(Dataset excerpts)

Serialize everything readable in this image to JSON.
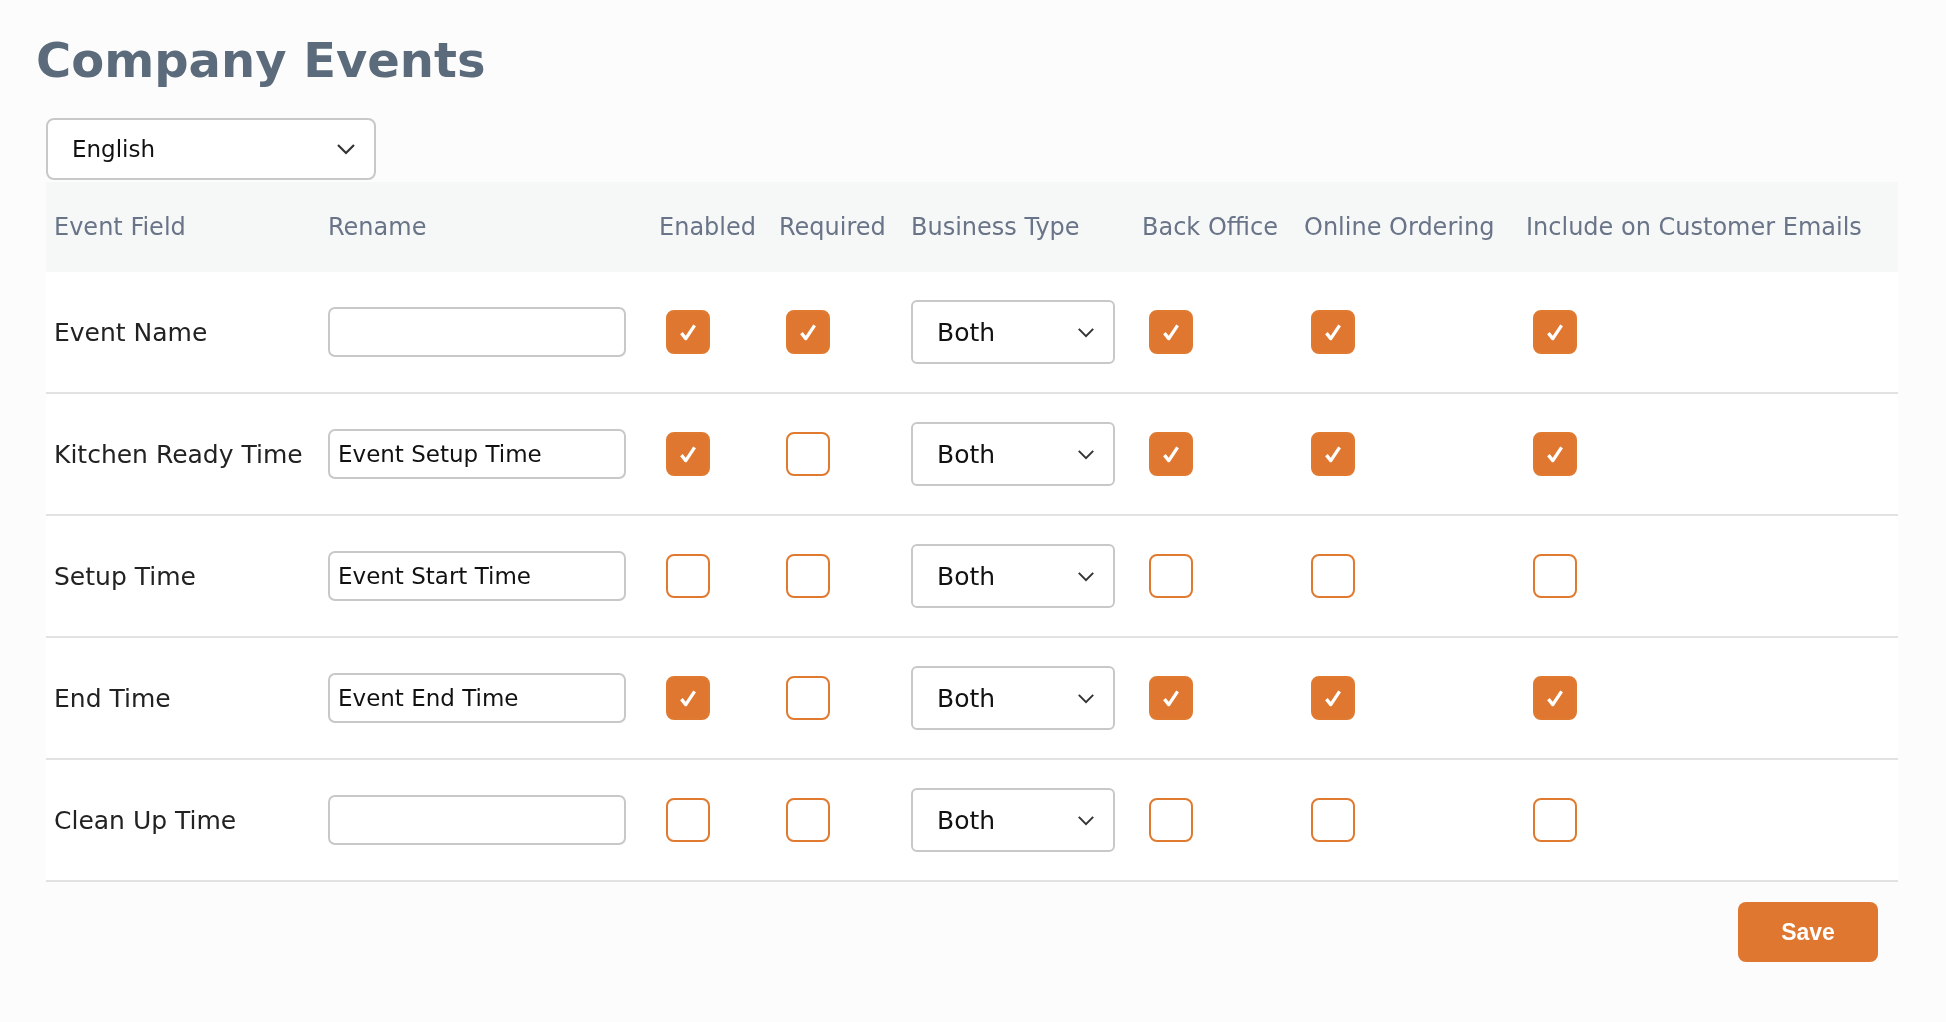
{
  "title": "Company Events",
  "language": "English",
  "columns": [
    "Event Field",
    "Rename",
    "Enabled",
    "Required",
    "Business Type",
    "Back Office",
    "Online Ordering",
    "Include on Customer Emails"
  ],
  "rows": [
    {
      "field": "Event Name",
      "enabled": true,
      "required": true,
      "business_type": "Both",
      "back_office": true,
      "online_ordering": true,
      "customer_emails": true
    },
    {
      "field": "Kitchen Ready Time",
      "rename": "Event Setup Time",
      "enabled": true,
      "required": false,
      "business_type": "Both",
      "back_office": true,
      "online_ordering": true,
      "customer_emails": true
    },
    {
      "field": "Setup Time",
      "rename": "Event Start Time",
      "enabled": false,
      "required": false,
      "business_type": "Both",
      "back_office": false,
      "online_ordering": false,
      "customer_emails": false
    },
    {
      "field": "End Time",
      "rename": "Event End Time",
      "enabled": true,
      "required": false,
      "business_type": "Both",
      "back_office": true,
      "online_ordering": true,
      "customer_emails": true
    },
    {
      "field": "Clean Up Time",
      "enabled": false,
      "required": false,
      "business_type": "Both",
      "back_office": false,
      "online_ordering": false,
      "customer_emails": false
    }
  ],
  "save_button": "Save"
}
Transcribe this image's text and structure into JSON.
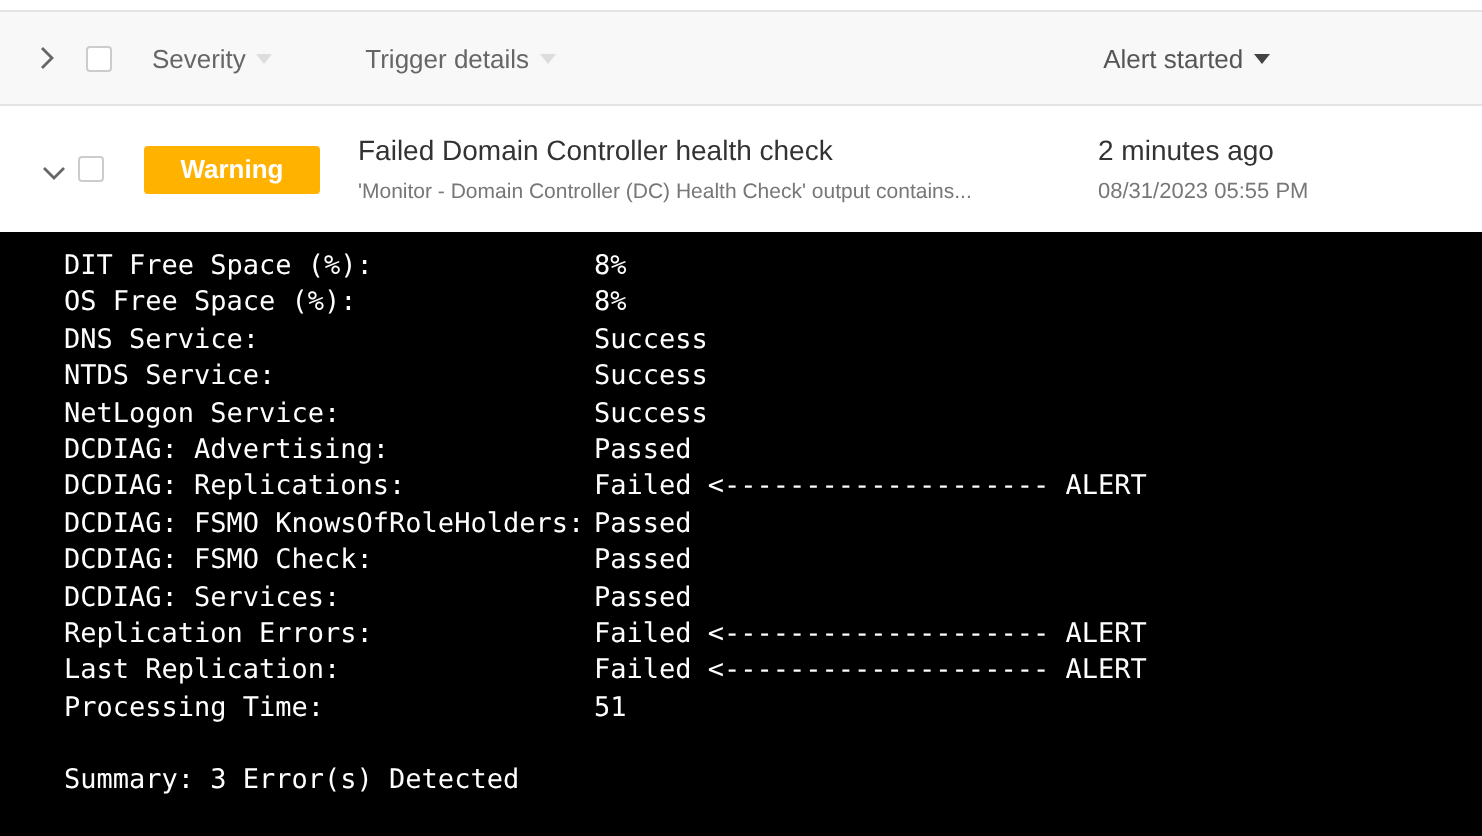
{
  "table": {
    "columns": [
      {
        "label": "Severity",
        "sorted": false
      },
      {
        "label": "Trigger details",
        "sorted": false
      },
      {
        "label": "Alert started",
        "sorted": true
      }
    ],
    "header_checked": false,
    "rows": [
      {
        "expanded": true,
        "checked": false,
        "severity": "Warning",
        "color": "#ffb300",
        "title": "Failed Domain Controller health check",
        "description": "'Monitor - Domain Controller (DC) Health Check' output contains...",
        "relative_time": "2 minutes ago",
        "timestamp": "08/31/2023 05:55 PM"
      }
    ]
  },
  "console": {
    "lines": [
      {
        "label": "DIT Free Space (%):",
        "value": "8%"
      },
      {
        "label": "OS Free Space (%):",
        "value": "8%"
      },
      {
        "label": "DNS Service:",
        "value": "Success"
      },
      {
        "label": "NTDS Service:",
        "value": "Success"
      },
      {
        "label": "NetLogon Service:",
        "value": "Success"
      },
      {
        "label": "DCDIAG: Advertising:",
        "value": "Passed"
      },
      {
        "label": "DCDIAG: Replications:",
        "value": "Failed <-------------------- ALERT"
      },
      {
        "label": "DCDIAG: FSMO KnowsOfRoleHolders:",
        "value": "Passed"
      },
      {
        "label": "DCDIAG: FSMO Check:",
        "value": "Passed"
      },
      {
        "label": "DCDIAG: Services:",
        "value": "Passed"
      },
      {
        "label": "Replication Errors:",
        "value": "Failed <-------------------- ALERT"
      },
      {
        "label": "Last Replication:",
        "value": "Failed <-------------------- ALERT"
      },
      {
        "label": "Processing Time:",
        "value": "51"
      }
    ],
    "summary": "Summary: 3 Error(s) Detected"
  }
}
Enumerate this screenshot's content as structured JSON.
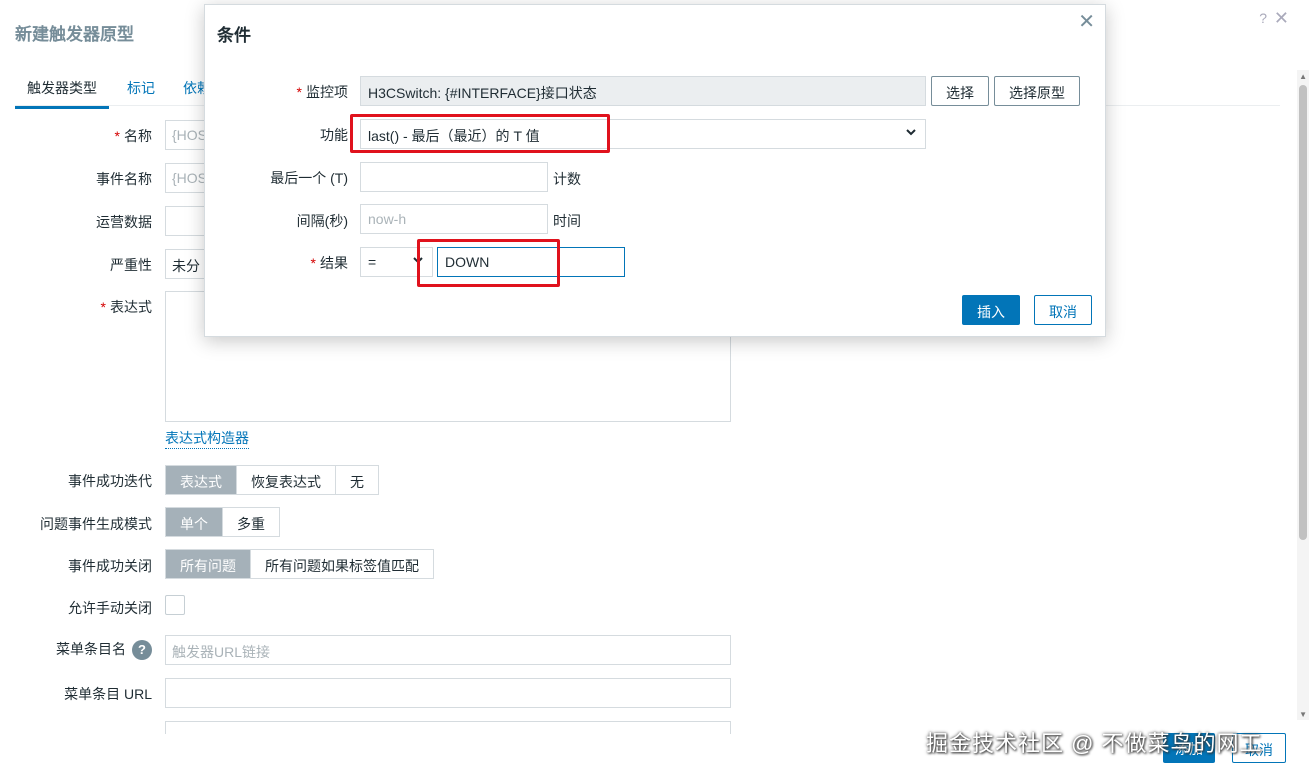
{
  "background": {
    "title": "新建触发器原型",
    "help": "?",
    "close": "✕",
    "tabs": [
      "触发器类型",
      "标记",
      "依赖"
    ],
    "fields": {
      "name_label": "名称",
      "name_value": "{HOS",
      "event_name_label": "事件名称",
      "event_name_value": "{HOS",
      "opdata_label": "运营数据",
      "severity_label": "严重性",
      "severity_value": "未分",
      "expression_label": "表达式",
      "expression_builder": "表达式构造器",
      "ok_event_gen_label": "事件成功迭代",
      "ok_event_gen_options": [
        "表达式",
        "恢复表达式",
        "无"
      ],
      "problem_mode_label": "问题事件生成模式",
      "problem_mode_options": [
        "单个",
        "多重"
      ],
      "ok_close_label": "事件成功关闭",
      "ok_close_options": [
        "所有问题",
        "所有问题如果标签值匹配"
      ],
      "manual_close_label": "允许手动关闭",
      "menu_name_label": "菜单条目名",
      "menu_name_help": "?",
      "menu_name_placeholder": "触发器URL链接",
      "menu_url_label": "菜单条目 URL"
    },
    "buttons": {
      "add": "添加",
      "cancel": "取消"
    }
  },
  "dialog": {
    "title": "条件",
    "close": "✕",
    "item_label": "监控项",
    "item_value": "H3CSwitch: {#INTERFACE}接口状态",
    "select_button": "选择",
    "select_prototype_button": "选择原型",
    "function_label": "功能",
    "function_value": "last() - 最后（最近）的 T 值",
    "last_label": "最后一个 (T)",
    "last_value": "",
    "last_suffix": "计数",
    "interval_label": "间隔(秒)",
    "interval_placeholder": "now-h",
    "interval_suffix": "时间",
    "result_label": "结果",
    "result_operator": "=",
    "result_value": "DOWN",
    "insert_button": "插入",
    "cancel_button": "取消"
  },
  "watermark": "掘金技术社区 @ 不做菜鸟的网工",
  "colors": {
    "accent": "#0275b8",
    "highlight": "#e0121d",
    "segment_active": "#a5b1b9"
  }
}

What is being asked>
Report every line in the data above in which the word "Domain" appears.

Completed exercise>
        "title": "Failed Domain Controller health check",
        "description": "'Monitor - Domain Controller (DC) Health Check' output contains...",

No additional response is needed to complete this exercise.